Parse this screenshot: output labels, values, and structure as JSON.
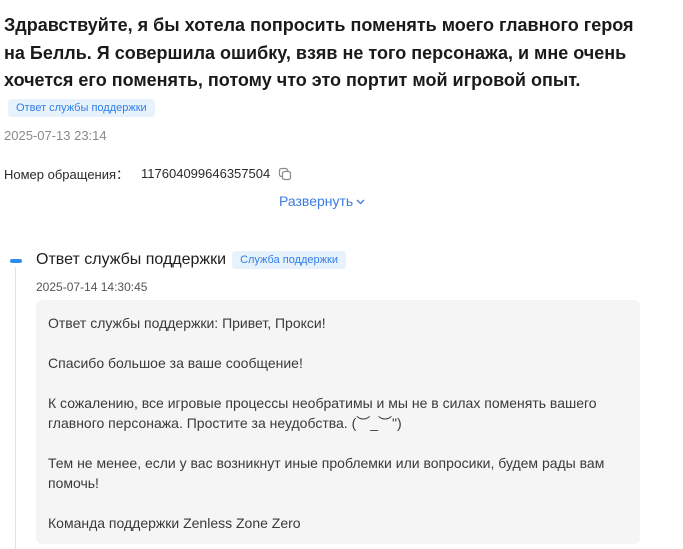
{
  "question": {
    "text": "Здравствуйте, я бы хотела попросить поменять моего главного героя на Белль. Я совершила ошибку, взяв не того персонажа, и мне очень хочется его поменять, потому что это портит мой игровой опыт.",
    "tag": "Ответ службы поддержки",
    "date": "2025-07-13 23:14"
  },
  "ticket": {
    "label": "Номер обращения：",
    "number": "117604099646357504"
  },
  "expand_label": "Развернуть",
  "reply": {
    "title": "Ответ службы поддержки",
    "tag": "Служба поддержки",
    "date": "2025-07-14 14:30:45",
    "paragraphs": [
      "Ответ службы поддержки: Привет, Прокси!",
      "Спасибо большое за ваше сообщение!",
      "К сожалению, все игровые процессы необратимы и мы не в силах поменять вашего главного персонажа. Простите за неудобства.  (︶_︶\")",
      "Тем не менее, если у вас возникнут иные проблемки или вопросики, будем рады вам помочь!",
      "Команда поддержки Zenless Zone Zero"
    ]
  },
  "colors": {
    "accent": "#2f8cf0",
    "tag_bg": "#e8f2fd",
    "tag_text": "#2f7fe8",
    "link": "#3b7ae0",
    "reply_bg": "#f5f5f5"
  },
  "icons": {
    "copy": "copy-icon",
    "expand": "chevron-down-icon"
  }
}
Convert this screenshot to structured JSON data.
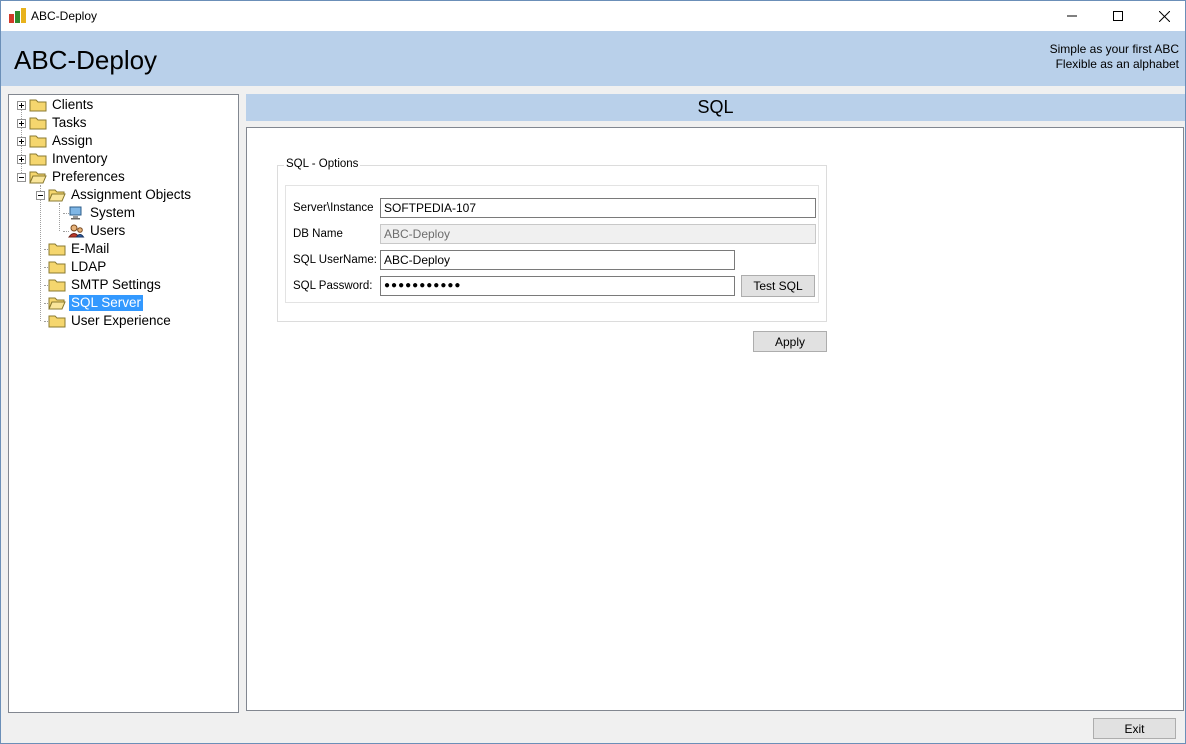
{
  "window": {
    "title": "ABC-Deploy",
    "controls": {
      "minimize": "minimize-icon",
      "maximize": "maximize-icon",
      "close": "close-icon"
    }
  },
  "banner": {
    "title": "ABC-Deploy",
    "tagline_1": "Simple as your first ABC",
    "tagline_2": "Flexible as an alphabet",
    "background": "#b9d0ea"
  },
  "tree": {
    "items": [
      {
        "label": "Clients",
        "icon": "folder-closed-icon",
        "expander": "plus"
      },
      {
        "label": "Tasks",
        "icon": "folder-closed-icon",
        "expander": "plus"
      },
      {
        "label": "Assign",
        "icon": "folder-closed-icon",
        "expander": "plus"
      },
      {
        "label": "Inventory",
        "icon": "folder-closed-icon",
        "expander": "plus"
      },
      {
        "label": "Preferences",
        "icon": "folder-open-icon",
        "expander": "minus"
      },
      {
        "label": "Assignment Objects",
        "icon": "folder-open-icon",
        "expander": "minus"
      },
      {
        "label": "System",
        "icon": "computer-icon"
      },
      {
        "label": "Users",
        "icon": "users-icon"
      },
      {
        "label": "E-Mail",
        "icon": "folder-closed-icon"
      },
      {
        "label": "LDAP",
        "icon": "folder-closed-icon"
      },
      {
        "label": "SMTP Settings",
        "icon": "folder-closed-icon"
      },
      {
        "label": "SQL Server",
        "icon": "folder-open-icon",
        "selected": true
      },
      {
        "label": "User Experience",
        "icon": "folder-closed-icon"
      }
    ],
    "selection_color": "#3399ff"
  },
  "section": {
    "title": "SQL"
  },
  "sql_options": {
    "group_label": "SQL - Options",
    "server_label": "Server\\Instance",
    "server_value": "SOFTPEDIA-107",
    "dbname_label": "DB Name",
    "dbname_value": "ABC-Deploy",
    "username_label": "SQL UserName:",
    "username_value": "ABC-Deploy",
    "password_label": "SQL Password:",
    "password_mask": "●●●●●●●●●●●",
    "test_button": "Test SQL"
  },
  "actions": {
    "apply": "Apply",
    "exit": "Exit"
  }
}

--------------------------------

> Requirement
Reproduce the full listing above verbatim, with no pictures included.

> Correct result
Parse this screenshot: output labels, values, and structure as JSON.
{
  "question": {
    "text": "Здравствуйте, я бы хотела попросить поменять моего главного героя на Белль. Я совершила ошибку, взяв не того персонажа, и мне очень хочется его поменять, потому что это портит мой игровой опыт.",
    "tag": "Ответ службы поддержки",
    "date": "2025-07-13 23:14"
  },
  "ticket": {
    "label": "Номер обращения：",
    "number": "117604099646357504"
  },
  "expand_label": "Развернуть",
  "reply": {
    "title": "Ответ службы поддержки",
    "tag": "Служба поддержки",
    "date": "2025-07-14 14:30:45",
    "paragraphs": [
      "Ответ службы поддержки: Привет, Прокси!",
      "Спасибо большое за ваше сообщение!",
      "К сожалению, все игровые процессы необратимы и мы не в силах поменять вашего главного персонажа. Простите за неудобства.  (︶_︶\")",
      "Тем не менее, если у вас возникнут иные проблемки или вопросики, будем рады вам помочь!",
      "Команда поддержки Zenless Zone Zero"
    ]
  },
  "colors": {
    "accent": "#2f8cf0",
    "tag_bg": "#e8f2fd",
    "tag_text": "#2f7fe8",
    "link": "#3b7ae0",
    "reply_bg": "#f5f5f5"
  },
  "icons": {
    "copy": "copy-icon",
    "expand": "chevron-down-icon"
  }
}
Convert this screenshot to structured JSON data.
{
  "window": {
    "title": "ABC-Deploy",
    "controls": {
      "minimize": "minimize-icon",
      "maximize": "maximize-icon",
      "close": "close-icon"
    }
  },
  "banner": {
    "title": "ABC-Deploy",
    "tagline_1": "Simple as your first ABC",
    "tagline_2": "Flexible as an alphabet",
    "background": "#b9d0ea"
  },
  "tree": {
    "items": [
      {
        "label": "Clients",
        "icon": "folder-closed-icon",
        "expander": "plus"
      },
      {
        "label": "Tasks",
        "icon": "folder-closed-icon",
        "expander": "plus"
      },
      {
        "label": "Assign",
        "icon": "folder-closed-icon",
        "expander": "plus"
      },
      {
        "label": "Inventory",
        "icon": "folder-closed-icon",
        "expander": "plus"
      },
      {
        "label": "Preferences",
        "icon": "folder-open-icon",
        "expander": "minus"
      },
      {
        "label": "Assignment Objects",
        "icon": "folder-open-icon",
        "expander": "minus"
      },
      {
        "label": "System",
        "icon": "computer-icon"
      },
      {
        "label": "Users",
        "icon": "users-icon"
      },
      {
        "label": "E-Mail",
        "icon": "folder-closed-icon"
      },
      {
        "label": "LDAP",
        "icon": "folder-closed-icon"
      },
      {
        "label": "SMTP Settings",
        "icon": "folder-closed-icon"
      },
      {
        "label": "SQL Server",
        "icon": "folder-open-icon",
        "selected": true
      },
      {
        "label": "User Experience",
        "icon": "folder-closed-icon"
      }
    ],
    "selection_color": "#3399ff"
  },
  "section": {
    "title": "SQL"
  },
  "sql_options": {
    "group_label": "SQL - Options",
    "server_label": "Server\\Instance",
    "server_value": "SOFTPEDIA-107",
    "dbname_label": "DB Name",
    "dbname_value": "ABC-Deploy",
    "username_label": "SQL UserName:",
    "username_value": "ABC-Deploy",
    "password_label": "SQL Password:",
    "password_mask": "●●●●●●●●●●●",
    "test_button": "Test SQL"
  },
  "actions": {
    "apply": "Apply",
    "exit": "Exit"
  }
}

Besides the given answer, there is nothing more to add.